(Box coordinate listings)
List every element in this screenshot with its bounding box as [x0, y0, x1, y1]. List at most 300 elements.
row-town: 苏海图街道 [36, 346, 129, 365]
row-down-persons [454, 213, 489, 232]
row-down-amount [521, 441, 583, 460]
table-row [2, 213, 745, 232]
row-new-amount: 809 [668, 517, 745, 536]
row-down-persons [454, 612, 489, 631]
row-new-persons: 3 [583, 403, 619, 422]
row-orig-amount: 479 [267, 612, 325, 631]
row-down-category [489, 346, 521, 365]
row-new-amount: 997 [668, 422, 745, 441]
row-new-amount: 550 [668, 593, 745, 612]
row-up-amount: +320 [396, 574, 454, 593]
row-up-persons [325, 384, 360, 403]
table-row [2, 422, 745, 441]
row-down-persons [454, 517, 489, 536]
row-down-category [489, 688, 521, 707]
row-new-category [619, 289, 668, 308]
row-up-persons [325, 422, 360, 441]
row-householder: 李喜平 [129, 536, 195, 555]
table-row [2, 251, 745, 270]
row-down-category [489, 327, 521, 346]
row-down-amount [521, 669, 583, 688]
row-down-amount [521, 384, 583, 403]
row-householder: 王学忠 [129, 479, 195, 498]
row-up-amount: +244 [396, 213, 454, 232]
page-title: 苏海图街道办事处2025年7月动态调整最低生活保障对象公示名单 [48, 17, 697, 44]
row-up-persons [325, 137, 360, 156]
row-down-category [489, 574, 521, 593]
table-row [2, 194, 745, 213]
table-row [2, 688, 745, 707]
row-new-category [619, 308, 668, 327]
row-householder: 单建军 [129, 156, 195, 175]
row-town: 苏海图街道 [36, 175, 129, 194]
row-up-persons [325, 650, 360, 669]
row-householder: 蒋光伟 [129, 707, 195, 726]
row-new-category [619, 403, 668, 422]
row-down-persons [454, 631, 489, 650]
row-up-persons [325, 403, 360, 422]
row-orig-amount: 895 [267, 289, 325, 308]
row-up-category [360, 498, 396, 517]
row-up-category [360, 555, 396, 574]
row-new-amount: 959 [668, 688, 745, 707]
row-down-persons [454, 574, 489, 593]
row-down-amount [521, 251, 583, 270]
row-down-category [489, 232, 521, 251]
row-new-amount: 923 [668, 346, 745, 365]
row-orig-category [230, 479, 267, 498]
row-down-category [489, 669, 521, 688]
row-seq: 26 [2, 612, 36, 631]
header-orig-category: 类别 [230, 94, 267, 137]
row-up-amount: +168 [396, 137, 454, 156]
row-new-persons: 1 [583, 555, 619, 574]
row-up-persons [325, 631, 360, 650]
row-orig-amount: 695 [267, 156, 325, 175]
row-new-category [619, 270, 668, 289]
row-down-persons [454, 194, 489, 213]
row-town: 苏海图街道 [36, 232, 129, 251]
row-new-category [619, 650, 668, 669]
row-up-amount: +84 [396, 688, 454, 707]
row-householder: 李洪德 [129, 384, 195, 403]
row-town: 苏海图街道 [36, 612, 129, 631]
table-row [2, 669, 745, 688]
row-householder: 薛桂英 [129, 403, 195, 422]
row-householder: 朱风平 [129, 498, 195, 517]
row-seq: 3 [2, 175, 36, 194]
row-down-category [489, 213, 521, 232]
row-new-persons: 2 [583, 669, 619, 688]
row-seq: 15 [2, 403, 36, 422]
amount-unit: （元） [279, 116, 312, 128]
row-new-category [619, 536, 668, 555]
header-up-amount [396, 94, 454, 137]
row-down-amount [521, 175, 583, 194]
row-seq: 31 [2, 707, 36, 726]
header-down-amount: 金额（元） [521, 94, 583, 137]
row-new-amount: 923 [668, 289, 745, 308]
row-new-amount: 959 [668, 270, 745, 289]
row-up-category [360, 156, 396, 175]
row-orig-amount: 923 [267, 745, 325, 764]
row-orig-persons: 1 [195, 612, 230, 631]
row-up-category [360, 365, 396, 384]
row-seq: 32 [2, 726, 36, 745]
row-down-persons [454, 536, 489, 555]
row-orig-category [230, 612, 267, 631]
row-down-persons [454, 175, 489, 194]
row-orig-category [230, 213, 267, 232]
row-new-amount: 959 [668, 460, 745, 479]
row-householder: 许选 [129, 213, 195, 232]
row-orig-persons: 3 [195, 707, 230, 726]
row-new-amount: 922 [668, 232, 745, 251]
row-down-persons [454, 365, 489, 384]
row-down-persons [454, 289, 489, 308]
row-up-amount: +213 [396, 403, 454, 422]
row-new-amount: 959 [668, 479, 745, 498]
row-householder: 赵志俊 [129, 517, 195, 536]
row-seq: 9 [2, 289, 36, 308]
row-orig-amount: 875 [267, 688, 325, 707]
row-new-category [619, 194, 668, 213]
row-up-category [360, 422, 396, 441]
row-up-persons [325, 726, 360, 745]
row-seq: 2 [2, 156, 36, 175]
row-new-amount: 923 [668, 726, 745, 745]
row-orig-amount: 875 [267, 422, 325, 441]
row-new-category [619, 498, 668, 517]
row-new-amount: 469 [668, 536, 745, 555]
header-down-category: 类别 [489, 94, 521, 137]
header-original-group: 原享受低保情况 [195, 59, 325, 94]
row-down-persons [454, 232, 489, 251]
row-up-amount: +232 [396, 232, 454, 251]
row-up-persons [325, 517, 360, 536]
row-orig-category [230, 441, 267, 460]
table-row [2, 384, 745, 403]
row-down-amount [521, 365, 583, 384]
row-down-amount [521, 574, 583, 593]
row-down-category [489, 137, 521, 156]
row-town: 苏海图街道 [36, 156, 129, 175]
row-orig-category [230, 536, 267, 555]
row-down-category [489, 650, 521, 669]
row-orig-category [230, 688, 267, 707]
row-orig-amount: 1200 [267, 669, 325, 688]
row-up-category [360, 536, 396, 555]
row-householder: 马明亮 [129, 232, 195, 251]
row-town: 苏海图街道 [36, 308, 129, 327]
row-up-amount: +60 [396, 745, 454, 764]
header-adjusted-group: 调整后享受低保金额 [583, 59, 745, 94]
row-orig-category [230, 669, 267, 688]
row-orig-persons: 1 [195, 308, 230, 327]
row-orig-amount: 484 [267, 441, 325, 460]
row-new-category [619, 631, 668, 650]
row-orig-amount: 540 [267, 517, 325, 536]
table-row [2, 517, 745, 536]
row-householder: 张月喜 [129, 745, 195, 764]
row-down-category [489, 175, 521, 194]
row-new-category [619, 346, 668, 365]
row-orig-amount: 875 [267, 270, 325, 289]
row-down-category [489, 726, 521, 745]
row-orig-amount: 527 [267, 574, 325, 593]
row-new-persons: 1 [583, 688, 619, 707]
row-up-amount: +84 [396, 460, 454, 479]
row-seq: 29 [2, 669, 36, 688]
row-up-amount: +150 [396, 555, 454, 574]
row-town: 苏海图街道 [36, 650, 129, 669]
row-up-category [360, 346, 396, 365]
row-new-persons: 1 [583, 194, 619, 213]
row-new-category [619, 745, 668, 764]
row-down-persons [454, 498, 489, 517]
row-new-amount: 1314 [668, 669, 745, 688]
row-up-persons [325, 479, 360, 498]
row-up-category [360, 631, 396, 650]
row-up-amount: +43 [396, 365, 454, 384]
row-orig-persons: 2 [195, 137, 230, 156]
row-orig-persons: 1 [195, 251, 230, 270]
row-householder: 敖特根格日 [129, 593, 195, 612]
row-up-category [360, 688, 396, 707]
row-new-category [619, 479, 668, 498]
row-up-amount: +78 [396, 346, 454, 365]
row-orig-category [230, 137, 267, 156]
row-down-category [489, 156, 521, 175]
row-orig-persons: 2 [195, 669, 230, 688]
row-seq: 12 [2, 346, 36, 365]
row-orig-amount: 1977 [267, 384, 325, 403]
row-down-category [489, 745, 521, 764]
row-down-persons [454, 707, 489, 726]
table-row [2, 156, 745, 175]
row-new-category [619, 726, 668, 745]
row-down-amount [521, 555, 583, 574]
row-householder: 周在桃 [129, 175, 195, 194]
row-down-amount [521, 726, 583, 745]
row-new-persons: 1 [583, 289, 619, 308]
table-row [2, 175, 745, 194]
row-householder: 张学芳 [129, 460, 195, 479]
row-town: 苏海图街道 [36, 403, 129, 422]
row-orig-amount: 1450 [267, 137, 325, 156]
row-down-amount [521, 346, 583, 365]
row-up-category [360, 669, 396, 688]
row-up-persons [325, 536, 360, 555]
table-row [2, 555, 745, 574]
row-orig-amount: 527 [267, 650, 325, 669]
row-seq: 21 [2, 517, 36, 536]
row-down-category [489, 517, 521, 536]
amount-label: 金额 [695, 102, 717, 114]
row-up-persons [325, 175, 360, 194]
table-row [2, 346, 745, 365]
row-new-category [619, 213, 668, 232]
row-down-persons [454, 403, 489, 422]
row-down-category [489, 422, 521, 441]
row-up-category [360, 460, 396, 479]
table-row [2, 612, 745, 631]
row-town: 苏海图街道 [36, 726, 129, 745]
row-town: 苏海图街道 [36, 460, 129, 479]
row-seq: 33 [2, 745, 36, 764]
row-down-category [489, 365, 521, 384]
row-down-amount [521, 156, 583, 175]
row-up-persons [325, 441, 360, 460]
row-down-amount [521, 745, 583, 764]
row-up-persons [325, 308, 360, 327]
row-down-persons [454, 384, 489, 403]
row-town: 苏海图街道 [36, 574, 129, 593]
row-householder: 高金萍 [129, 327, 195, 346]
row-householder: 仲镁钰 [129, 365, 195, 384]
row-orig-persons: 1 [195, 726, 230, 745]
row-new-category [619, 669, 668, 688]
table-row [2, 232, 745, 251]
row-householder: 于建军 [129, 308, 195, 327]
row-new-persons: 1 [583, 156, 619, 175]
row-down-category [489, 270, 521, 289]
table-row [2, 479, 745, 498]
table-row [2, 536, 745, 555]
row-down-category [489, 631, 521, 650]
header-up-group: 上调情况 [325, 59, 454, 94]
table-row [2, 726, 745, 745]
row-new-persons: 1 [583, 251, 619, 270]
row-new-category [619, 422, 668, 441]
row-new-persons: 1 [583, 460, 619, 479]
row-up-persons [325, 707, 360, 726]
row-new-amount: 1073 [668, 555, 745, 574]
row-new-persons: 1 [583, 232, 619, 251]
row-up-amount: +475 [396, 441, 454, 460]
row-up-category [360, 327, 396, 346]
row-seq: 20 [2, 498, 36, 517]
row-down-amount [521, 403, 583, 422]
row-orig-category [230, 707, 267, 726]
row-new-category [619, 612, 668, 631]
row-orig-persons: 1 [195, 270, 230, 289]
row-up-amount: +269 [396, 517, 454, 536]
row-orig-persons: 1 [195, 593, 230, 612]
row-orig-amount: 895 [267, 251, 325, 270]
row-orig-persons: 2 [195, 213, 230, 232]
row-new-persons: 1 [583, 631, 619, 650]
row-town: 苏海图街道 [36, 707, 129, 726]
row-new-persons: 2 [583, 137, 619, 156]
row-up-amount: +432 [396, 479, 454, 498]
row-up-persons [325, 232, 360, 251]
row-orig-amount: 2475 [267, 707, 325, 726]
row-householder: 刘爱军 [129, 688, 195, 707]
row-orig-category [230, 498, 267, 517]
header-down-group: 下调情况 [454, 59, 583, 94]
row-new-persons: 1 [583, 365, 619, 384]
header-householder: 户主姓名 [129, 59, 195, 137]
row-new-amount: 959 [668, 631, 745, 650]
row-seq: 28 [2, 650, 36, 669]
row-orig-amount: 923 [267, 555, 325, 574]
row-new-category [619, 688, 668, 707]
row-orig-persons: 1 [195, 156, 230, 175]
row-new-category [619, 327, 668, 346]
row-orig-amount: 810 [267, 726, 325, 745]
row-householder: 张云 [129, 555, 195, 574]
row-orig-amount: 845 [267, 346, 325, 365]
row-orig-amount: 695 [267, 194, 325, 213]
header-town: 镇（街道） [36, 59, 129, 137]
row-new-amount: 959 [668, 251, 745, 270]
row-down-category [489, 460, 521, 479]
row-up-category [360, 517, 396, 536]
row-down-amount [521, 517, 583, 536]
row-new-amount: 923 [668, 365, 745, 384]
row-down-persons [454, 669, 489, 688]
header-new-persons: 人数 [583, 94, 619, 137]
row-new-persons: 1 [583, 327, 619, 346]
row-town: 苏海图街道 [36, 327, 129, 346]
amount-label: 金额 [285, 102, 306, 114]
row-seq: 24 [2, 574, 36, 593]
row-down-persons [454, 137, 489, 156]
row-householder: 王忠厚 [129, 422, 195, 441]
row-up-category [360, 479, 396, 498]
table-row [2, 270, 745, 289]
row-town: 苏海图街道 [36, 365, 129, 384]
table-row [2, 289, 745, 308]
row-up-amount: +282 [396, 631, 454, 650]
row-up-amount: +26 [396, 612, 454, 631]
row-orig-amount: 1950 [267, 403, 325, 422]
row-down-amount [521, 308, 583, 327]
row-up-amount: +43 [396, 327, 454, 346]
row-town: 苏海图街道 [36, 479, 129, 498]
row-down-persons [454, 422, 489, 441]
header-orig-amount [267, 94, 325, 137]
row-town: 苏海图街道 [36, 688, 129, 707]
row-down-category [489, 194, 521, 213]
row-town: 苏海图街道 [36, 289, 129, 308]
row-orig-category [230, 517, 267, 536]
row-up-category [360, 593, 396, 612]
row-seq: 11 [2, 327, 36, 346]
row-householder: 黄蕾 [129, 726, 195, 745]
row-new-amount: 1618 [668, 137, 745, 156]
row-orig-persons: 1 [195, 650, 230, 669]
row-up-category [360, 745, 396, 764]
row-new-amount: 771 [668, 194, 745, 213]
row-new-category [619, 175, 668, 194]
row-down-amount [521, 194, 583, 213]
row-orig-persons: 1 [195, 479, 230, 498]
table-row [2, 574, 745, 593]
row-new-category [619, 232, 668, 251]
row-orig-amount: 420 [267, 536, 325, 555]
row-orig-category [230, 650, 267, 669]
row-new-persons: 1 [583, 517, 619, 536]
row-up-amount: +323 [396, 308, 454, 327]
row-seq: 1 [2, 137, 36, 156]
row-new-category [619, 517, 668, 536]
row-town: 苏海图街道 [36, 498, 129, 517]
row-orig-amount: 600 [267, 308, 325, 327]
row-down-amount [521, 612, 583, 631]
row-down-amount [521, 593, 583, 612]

▶ [Required task]:
Reproduce the stretch from the first line of the material through the line that contains "row-down-category [489, 346, 521, 365]", keeping both ends and making no changes.

▶ [Exercise solution]:
List every element in this screenshot with its bounding box as [x0, y0, x1, y1]. List at most 300 elements.
row-town: 苏海图街道 [36, 346, 129, 365]
row-down-persons [454, 213, 489, 232]
row-down-amount [521, 441, 583, 460]
table-row [2, 213, 745, 232]
row-new-amount: 809 [668, 517, 745, 536]
row-down-persons [454, 612, 489, 631]
row-new-persons: 3 [583, 403, 619, 422]
row-orig-amount: 479 [267, 612, 325, 631]
row-down-category [489, 346, 521, 365]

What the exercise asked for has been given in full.